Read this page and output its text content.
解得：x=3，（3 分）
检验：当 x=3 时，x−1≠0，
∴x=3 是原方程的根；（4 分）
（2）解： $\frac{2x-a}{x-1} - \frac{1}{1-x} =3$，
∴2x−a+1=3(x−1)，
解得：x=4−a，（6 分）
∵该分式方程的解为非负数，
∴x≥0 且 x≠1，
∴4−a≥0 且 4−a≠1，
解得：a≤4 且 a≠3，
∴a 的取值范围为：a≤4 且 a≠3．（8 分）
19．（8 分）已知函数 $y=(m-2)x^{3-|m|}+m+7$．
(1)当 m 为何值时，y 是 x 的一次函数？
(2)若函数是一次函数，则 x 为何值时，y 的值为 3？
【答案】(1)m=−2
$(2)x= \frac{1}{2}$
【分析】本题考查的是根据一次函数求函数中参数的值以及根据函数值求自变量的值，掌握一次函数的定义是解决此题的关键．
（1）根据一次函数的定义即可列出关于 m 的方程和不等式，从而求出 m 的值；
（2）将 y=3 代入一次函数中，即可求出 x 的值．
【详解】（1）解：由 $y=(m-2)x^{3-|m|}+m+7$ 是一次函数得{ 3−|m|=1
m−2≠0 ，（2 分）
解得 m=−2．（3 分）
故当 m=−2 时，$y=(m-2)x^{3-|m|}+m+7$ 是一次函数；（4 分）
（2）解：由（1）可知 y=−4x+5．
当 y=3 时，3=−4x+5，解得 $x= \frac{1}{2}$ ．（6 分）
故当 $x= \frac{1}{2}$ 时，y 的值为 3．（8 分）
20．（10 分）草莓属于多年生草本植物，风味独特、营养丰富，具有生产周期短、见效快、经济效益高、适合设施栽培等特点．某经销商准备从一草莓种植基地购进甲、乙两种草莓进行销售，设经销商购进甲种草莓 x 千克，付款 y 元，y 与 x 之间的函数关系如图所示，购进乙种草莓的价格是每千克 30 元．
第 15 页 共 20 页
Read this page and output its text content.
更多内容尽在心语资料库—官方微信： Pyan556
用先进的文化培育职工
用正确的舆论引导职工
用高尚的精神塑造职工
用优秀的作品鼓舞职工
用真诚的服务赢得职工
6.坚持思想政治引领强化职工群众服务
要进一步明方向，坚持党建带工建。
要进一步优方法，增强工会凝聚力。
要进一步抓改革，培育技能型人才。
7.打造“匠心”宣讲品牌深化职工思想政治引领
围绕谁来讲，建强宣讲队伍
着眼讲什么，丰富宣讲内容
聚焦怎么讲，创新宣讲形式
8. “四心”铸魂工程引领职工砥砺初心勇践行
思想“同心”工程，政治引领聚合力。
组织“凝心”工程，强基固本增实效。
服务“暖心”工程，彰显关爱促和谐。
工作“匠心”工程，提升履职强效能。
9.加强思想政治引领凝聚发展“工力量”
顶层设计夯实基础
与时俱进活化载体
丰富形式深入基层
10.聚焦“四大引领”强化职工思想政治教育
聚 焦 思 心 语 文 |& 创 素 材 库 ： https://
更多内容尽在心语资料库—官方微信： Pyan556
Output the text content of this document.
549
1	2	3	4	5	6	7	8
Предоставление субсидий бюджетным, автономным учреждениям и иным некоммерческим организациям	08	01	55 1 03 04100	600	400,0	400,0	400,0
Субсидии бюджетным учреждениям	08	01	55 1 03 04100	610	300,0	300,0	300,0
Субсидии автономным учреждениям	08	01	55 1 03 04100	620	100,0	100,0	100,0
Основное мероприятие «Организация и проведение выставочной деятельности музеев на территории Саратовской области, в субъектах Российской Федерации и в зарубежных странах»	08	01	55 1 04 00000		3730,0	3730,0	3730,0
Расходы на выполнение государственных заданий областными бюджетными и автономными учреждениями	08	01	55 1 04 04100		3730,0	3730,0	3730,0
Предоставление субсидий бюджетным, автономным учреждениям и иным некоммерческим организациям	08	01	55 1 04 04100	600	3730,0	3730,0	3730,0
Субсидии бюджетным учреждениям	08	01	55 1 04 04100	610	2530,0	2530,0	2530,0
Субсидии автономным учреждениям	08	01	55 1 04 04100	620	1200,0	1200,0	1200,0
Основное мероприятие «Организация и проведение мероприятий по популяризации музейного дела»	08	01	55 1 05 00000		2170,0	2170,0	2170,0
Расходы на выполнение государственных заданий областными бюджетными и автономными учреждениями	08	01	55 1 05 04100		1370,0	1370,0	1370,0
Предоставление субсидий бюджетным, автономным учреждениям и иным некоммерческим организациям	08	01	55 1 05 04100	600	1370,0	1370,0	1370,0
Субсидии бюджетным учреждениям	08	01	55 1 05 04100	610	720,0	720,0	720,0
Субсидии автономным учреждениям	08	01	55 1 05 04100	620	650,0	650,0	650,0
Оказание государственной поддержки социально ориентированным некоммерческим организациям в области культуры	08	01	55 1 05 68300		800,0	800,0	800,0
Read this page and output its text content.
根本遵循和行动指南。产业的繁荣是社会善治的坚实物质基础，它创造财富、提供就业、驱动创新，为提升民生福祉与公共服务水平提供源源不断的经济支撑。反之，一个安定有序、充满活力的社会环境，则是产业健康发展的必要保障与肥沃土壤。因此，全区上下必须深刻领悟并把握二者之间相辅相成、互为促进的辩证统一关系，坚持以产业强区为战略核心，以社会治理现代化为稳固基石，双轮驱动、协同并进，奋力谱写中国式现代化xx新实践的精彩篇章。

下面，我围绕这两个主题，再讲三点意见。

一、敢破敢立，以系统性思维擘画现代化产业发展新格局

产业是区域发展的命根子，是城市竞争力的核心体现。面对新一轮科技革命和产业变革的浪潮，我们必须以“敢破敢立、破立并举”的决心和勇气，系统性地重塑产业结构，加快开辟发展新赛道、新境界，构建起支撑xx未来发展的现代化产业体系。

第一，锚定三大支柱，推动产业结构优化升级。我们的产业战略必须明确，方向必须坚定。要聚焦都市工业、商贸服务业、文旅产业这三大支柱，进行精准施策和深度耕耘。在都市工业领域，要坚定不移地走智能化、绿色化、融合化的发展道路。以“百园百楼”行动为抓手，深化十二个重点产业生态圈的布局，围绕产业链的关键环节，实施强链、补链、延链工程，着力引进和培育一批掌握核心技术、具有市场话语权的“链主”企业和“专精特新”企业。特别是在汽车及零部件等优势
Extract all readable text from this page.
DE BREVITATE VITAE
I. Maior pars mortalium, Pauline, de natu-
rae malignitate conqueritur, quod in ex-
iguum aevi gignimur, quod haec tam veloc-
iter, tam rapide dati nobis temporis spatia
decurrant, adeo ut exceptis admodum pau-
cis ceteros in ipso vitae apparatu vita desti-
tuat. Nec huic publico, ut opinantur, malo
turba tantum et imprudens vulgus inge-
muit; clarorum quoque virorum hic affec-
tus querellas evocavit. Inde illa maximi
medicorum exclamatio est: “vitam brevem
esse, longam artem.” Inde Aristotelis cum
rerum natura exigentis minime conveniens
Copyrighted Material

- WORK TO DO -
Copy down the material exactly as written.

- WORKED SOLUTION -
Read this page and output its text content.
解得：x=3，（3 分）
检验：当 x=3 时，x−1≠0，
∴x=3 是原方程的根；（4 分）
（2）解： $\frac{2x-a}{x-1} - \frac{1}{1-x} =3$，
∴2x−a+1=3(x−1)，
解得：x=4−a，（6 分）
∵该分式方程的解为非负数，
∴x≥0 且 x≠1，
∴4−a≥0 且 4−a≠1，
解得：a≤4 且 a≠3，
∴a 的取值范围为：a≤4 且 a≠3．（8 分）
19．（8 分）已知函数 $y=(m-2)x^{3-|m|}+m+7$．
(1)当 m 为何值时，y 是 x 的一次函数？
(2)若函数是一次函数，则 x 为何值时，y 的值为 3？
【答案】(1)m=−2
$(2)x= \frac{1}{2}$
【分析】本题考查的是根据一次函数求函数中参数的值以及根据函数值求自变量的值，掌握一次函数的定义是解决此题的关键．
（1）根据一次函数的定义即可列出关于 m 的方程和不等式，从而求出 m 的值；
（2）将 y=3 代入一次函数中，即可求出 x 的值．
【详解】（1）解：由 $y=(m-2)x^{3-|m|}+m+7$ 是一次函数得{ 3−|m|=1
m−2≠0 ，（2 分）
解得 m=−2．（3 分）
故当 m=−2 时，$y=(m-2)x^{3-|m|}+m+7$ 是一次函数；（4 分）
（2）解：由（1）可知 y=−4x+5．
当 y=3 时，3=−4x+5，解得 $x= \frac{1}{2}$ ．（6 分）
故当 $x= \frac{1}{2}$ 时，y 的值为 3．（8 分）
20．（10 分）草莓属于多年生草本植物，风味独特、营养丰富，具有生产周期短、见效快、经济效益高、适合设施栽培等特点．某经销商准备从一草莓种植基地购进甲、乙两种草莓进行销售，设经销商购进甲种草莓 x 千克，付款 y 元，y 与 x 之间的函数关系如图所示，购进乙种草莓的价格是每千克 30 元．
第 15 页 共 20 页
Read this page and output its text content.
更多内容尽在心语资料库—官方微信： Pyan556
用先进的文化培育职工
用正确的舆论引导职工
用高尚的精神塑造职工
用优秀的作品鼓舞职工
用真诚的服务赢得职工
6.坚持思想政治引领强化职工群众服务
要进一步明方向，坚持党建带工建。
要进一步优方法，增强工会凝聚力。
要进一步抓改革，培育技能型人才。
7.打造“匠心”宣讲品牌深化职工思想政治引领
围绕谁来讲，建强宣讲队伍
着眼讲什么，丰富宣讲内容
聚焦怎么讲，创新宣讲形式
8. “四心”铸魂工程引领职工砥砺初心勇践行
思想“同心”工程，政治引领聚合力。
组织“凝心”工程，强基固本增实效。
服务“暖心”工程，彰显关爱促和谐。
工作“匠心”工程，提升履职强效能。
9.加强思想政治引领凝聚发展“工力量”
顶层设计夯实基础
与时俱进活化载体
丰富形式深入基层
10.聚焦“四大引领”强化职工思想政治教育
聚 焦 思 心 语 文 |& 创 素 材 库 ： https://
更多内容尽在心语资料库—官方微信： Pyan556
Output the text content of this document.
549
1	2	3	4	5	6	7	8
Предоставление субсидий бюджетным, автономным учреждениям и иным некоммерческим организациям	08	01	55 1 03 04100	600	400,0	400,0	400,0
Субсидии бюджетным учреждениям	08	01	55 1 03 04100	610	300,0	300,0	300,0
Субсидии автономным учреждениям	08	01	55 1 03 04100	620	100,0	100,0	100,0
Основное мероприятие «Организация и проведение выставочной деятельности музеев на территории Саратовской области, в субъектах Российской Федерации и в зарубежных странах»	08	01	55 1 04 00000		3730,0	3730,0	3730,0
Расходы на выполнение государственных заданий областными бюджетными и автономными учреждениями	08	01	55 1 04 04100		3730,0	3730,0	3730,0
Предоставление субсидий бюджетным, автономным учреждениям и иным некоммерческим организациям	08	01	55 1 04 04100	600	3730,0	3730,0	3730,0
Субсидии бюджетным учреждениям	08	01	55 1 04 04100	610	2530,0	2530,0	2530,0
Субсидии автономным учреждениям	08	01	55 1 04 04100	620	1200,0	1200,0	1200,0
Основное мероприятие «Организация и проведение мероприятий по популяризации музейного дела»	08	01	55 1 05 00000		2170,0	2170,0	2170,0
Расходы на выполнение государственных заданий областными бюджетными и автономными учреждениями	08	01	55 1 05 04100		1370,0	1370,0	1370,0
Предоставление субсидий бюджетным, автономным учреждениям и иным некоммерческим организациям	08	01	55 1 05 04100	600	1370,0	1370,0	1370,0
Субсидии бюджетным учреждениям	08	01	55 1 05 04100	610	720,0	720,0	720,0
Субсидии автономным учреждениям	08	01	55 1 05 04100	620	650,0	650,0	650,0
Оказание государственной поддержки социально ориентированным некоммерческим организациям в области культуры	08	01	55 1 05 68300		800,0	800,0	800,0
Read this page and output its text content.
根本遵循和行动指南。产业的繁荣是社会善治的坚实物质基础，它创造财富、提供就业、驱动创新，为提升民生福祉与公共服务水平提供源源不断的经济支撑。反之，一个安定有序、充满活力的社会环境，则是产业健康发展的必要保障与肥沃土壤。因此，全区上下必须深刻领悟并把握二者之间相辅相成、互为促进的辩证统一关系，坚持以产业强区为战略核心，以社会治理现代化为稳固基石，双轮驱动、协同并进，奋力谱写中国式现代化xx新实践的精彩篇章。

下面，我围绕这两个主题，再讲三点意见。

一、敢破敢立，以系统性思维擘画现代化产业发展新格局

产业是区域发展的命根子，是城市竞争力的核心体现。面对新一轮科技革命和产业变革的浪潮，我们必须以“敢破敢立、破立并举”的决心和勇气，系统性地重塑产业结构，加快开辟发展新赛道、新境界，构建起支撑xx未来发展的现代化产业体系。

第一，锚定三大支柱，推动产业结构优化升级。我们的产业战略必须明确，方向必须坚定。要聚焦都市工业、商贸服务业、文旅产业这三大支柱，进行精准施策和深度耕耘。在都市工业领域，要坚定不移地走智能化、绿色化、融合化的发展道路。以“百园百楼”行动为抓手，深化十二个重点产业生态圈的布局，围绕产业链的关键环节，实施强链、补链、延链工程，着力引进和培育一批掌握核心技术、具有市场话语权的“链主”企业和“专精特新”企业。特别是在汽车及零部件等优势
Extract all readable text from this page.
DE BREVITATE VITAE
I. Maior pars mortalium, Pauline, de natu-
rae malignitate conqueritur, quod in ex-
iguum aevi gignimur, quod haec tam veloc-
iter, tam rapide dati nobis temporis spatia
decurrant, adeo ut exceptis admodum pau-
cis ceteros in ipso vitae apparatu vita desti-
tuat. Nec huic publico, ut opinantur, malo
turba tantum et imprudens vulgus inge-
muit; clarorum quoque virorum hic affec-
tus querellas evocavit. Inde illa maximi
medicorum exclamatio est: “vitam brevem
esse, longam artem.” Inde Aristotelis cum
rerum natura exigentis minime conveniens
Copyrighted Material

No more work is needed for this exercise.